● **Texto de referência**
Para Varrão (em III-10) conjunção é uma palavra indeclinável que

funciona como ligação no enunciado: uno enim loro alligare possis uel

hominem uel equum uel aliud quod, quicquid est quod cum altero potest

colligari. Sic quod dicimus in loquendo “Consul fuit Tullius et Antonius”,

eodem illo “et” omnis binos consules colligare possumus, uel dicam amplius,

omnia nomina, atque adeo etiam omnia uerba, cum fulmentum ex una syllaba

illud “et” maneat unum (de fato, com uma só correia pode-se amarrar um

homem, um cavalo ou qualquer coisa que possa ser ligada a uma outra. Assim

quando dizemos na fala “Túlio e Antonio foram cônsules” com esse mesmo “e”

podemos unir todas as parelhas de cônsules e, além disso, eu diria todos os

nomes e também absolutamente todas as palavras, enquanto aquele suporte “e”

de uma única sílaba permanece íntegro).

● **Exercícios**
**A.** De acordo com o texto sobre a conjunção em Varrão, como esse autor define a conjunção?
**B.** Indique se cada afirmação abaixo está de acordo com o texto sobre a conjunção em Varrão, respondendo sim ou não e citando as palavras do texto que decidem a questão. (i) Para Varrão, a conjunção é uma palavra declinável. (ii) O exemplo apresentado menciona Túlio e Antonio como cônsules. (iii) O suporte "e" é descrito como tendo duas sílabas.
**C.** Prossiga com o texto sobre a conjunção em Varrão a partir do ponto em que ele termina.
As entradas apresentadas a seguir constituem material independente do texto.

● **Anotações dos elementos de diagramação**
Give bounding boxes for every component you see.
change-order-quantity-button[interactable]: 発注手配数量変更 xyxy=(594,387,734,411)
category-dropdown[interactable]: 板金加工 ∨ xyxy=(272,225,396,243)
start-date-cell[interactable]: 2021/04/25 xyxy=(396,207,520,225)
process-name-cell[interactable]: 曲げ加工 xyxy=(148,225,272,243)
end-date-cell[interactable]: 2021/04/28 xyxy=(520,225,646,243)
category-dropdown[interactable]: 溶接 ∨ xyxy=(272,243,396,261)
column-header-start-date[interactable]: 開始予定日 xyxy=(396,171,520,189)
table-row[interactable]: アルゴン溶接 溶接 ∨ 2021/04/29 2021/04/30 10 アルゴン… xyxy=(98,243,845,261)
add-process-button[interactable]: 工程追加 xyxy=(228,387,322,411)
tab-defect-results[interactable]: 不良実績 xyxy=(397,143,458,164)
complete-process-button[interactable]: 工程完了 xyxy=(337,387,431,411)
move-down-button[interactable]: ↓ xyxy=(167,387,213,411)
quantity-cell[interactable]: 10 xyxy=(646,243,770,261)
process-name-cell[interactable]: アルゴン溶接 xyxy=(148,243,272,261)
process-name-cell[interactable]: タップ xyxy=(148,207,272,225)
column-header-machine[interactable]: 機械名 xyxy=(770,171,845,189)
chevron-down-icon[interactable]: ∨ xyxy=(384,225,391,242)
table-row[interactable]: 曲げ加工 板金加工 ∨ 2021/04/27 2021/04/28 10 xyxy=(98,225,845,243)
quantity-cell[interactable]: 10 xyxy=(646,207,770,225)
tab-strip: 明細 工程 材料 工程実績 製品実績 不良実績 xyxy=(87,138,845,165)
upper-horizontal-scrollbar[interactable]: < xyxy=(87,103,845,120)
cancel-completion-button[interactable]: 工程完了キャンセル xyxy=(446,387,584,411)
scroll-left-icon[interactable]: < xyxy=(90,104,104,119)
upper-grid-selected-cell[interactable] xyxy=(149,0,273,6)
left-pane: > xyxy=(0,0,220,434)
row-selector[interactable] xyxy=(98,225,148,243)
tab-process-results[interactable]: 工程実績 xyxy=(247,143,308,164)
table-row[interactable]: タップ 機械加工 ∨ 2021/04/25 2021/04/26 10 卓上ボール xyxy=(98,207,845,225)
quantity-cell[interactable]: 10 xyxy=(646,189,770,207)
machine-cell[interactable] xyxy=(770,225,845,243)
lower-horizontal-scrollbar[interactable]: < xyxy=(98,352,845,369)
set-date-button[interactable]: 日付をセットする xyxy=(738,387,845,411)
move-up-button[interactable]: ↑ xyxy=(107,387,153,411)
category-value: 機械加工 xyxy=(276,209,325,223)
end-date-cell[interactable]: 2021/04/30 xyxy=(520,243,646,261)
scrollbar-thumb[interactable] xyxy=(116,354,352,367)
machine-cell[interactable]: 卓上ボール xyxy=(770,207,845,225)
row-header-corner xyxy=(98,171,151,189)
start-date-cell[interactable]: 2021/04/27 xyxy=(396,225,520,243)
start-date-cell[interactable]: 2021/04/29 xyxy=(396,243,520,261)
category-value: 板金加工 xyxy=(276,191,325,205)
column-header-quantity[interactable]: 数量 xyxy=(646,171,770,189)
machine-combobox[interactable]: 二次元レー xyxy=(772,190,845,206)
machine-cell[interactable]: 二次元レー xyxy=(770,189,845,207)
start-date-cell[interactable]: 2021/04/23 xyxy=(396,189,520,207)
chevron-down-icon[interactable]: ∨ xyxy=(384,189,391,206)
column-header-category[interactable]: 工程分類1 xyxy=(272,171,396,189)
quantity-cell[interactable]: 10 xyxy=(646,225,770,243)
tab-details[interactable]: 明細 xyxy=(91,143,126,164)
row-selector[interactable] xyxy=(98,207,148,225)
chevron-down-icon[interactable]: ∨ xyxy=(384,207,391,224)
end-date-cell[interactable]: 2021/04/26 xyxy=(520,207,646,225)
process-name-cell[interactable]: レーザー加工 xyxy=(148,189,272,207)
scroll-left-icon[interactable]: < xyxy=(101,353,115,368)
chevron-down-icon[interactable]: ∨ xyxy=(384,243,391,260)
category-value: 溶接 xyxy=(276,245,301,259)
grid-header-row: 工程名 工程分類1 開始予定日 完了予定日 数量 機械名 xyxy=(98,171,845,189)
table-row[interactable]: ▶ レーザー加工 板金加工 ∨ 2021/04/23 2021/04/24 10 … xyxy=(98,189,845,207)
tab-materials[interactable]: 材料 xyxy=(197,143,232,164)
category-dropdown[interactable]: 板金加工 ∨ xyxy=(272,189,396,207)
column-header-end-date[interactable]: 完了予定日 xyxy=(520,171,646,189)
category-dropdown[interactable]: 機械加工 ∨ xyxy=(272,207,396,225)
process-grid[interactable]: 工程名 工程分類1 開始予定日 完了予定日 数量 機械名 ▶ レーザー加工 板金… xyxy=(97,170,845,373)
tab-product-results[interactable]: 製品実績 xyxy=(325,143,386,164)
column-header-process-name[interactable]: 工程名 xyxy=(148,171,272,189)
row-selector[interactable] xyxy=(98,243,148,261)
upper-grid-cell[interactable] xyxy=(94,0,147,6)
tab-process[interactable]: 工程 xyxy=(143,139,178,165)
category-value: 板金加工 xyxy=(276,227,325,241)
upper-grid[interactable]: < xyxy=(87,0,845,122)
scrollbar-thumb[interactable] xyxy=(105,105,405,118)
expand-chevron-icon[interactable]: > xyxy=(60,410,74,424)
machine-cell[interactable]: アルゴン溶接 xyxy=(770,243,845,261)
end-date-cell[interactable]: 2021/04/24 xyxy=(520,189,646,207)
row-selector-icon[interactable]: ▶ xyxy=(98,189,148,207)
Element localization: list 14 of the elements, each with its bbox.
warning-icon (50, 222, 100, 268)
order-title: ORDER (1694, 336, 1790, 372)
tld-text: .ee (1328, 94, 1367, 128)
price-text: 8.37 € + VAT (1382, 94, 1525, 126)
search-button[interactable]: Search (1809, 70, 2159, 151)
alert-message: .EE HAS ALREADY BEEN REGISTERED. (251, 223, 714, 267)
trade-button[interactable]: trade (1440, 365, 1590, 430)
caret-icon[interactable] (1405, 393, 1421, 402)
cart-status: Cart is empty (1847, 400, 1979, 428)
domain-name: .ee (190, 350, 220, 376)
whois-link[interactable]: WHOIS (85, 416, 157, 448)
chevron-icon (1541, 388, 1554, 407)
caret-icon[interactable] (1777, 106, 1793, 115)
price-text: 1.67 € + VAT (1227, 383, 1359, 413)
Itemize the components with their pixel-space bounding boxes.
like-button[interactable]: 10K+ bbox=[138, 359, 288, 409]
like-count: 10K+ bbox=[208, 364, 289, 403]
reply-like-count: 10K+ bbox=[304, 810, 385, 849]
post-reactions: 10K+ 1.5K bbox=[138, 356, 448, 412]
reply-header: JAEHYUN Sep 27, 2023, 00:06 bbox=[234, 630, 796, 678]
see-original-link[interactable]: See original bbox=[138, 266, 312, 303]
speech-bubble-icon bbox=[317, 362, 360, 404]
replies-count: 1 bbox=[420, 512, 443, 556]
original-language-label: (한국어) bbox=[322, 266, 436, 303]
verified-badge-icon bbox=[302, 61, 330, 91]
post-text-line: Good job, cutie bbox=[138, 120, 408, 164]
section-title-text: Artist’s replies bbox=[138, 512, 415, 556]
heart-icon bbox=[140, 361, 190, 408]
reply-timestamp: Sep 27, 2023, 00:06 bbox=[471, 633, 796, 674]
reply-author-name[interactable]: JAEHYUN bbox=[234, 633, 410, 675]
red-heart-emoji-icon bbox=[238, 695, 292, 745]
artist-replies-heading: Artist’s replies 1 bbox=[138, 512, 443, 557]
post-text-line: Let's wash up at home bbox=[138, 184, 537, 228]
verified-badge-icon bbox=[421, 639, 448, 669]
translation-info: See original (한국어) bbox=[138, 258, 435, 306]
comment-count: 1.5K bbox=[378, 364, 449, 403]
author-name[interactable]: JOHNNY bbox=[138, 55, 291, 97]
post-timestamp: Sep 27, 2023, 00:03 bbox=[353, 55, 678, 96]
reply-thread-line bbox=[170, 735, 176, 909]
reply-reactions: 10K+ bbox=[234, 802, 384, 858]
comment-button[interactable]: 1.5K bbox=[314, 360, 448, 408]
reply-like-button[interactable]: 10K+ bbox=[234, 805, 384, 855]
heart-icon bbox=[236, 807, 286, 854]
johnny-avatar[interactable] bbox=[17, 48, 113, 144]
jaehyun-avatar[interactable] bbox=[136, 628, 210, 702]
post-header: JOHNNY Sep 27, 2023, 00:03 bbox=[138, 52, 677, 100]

● **Respostas**
**A.** Como uma palavra indeclinável que funciona como ligação no enunciado.

**B.**
(i) Não: "uma palavra indeclinável".
(ii) Sim: "Túlio e Antonio foram cônsules".
(iii) Não: "de uma única sílaba".

**C.**
Além disso, Varrão (em III-9) classifica conjunção como improdutiva a

partir da qual não podem ser formadas outras palavras: Duo enim genera

uerborum, unum fecundum, quod declinando multas ex se parit disparilis

formas, ut est lego legi legam, sic alia, alterum genus sterile, quod ex se parit

nihil, ut est et iam uix cras magis cur (há, pois, dois tipos de palavra: um é fértil

porque a partir de si ao flexionar gera muitas formas diferentes, como lego

(leio), legi (li), legam (lerei); outro, improdutivo porque a partir de si não gera

nada, como et (e, também), iam (já), uix (apenas, com dificuldade), cras

(amanhã, no dia seguinte), magis (mais), cur (por que, de que, do que, por que

causa)).

Sobre advérbios e preposição no livro VIII de Varrão não há menção.

Apenas ele cita um exemplo em IV-12: priora ut homo, scribit, posteriora ut

doctus et docte (Primárias: homo, scribit (escreve), secundárias: doctus (douto)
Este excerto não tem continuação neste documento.